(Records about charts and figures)
╔══

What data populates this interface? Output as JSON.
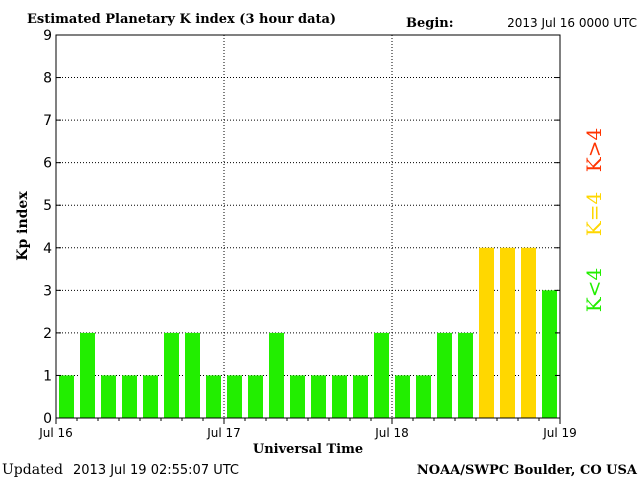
{
  "header": {
    "title": "Estimated Planetary K index (3 hour data)",
    "begin_label": "Begin:",
    "begin_value": "2013 Jul 16 0000 UTC"
  },
  "footer": {
    "updated_label": "Updated",
    "updated_value": "2013 Jul 19 02:55:07 UTC",
    "source": "NOAA/SWPC Boulder, CO USA"
  },
  "legend": {
    "above": {
      "label": "K>4",
      "color": "#ff3300"
    },
    "equal": {
      "label": "K=4",
      "color": "#ffd700"
    },
    "below": {
      "label": "K<4",
      "color": "#22ee00"
    }
  },
  "chart_data": {
    "type": "bar",
    "title": "Estimated Planetary K index (3 hour data)",
    "xlabel": "Universal Time",
    "ylabel": "Kp index",
    "ylim": [
      0,
      9
    ],
    "yticks": [
      0,
      1,
      2,
      3,
      4,
      5,
      6,
      7,
      8,
      9
    ],
    "xticks": [
      "Jul 16",
      "Jul 17",
      "Jul 18",
      "Jul 19"
    ],
    "interval_hours": 3,
    "grid": true,
    "values": [
      1,
      2,
      1,
      1,
      1,
      2,
      2,
      1,
      1,
      1,
      2,
      1,
      1,
      1,
      1,
      2,
      1,
      1,
      2,
      2,
      4,
      4,
      4,
      3
    ],
    "colors": {
      "below4": "#22ee00",
      "equal4": "#ffd700",
      "above4": "#ff3300"
    }
  }
}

╚══

◆ Problem
Please set down each line of the data above exactly as written, without the pictures.

◆ Answer to the problem
What data populates this interface? Output as JSON.
{
  "header": {
    "title": "Estimated Planetary K index (3 hour data)",
    "begin_label": "Begin:",
    "begin_value": "2013 Jul 16 0000 UTC"
  },
  "footer": {
    "updated_label": "Updated",
    "updated_value": "2013 Jul 19 02:55:07 UTC",
    "source": "NOAA/SWPC Boulder, CO USA"
  },
  "legend": {
    "above": {
      "label": "K>4",
      "color": "#ff3300"
    },
    "equal": {
      "label": "K=4",
      "color": "#ffd700"
    },
    "below": {
      "label": "K<4",
      "color": "#22ee00"
    }
  },
  "chart_data": {
    "type": "bar",
    "title": "Estimated Planetary K index (3 hour data)",
    "xlabel": "Universal Time",
    "ylabel": "Kp index",
    "ylim": [
      0,
      9
    ],
    "yticks": [
      0,
      1,
      2,
      3,
      4,
      5,
      6,
      7,
      8,
      9
    ],
    "xticks": [
      "Jul 16",
      "Jul 17",
      "Jul 18",
      "Jul 19"
    ],
    "interval_hours": 3,
    "grid": true,
    "values": [
      1,
      2,
      1,
      1,
      1,
      2,
      2,
      1,
      1,
      1,
      2,
      1,
      1,
      1,
      1,
      2,
      1,
      1,
      2,
      2,
      4,
      4,
      4,
      3
    ],
    "colors": {
      "below4": "#22ee00",
      "equal4": "#ffd700",
      "above4": "#ff3300"
    }
  }
}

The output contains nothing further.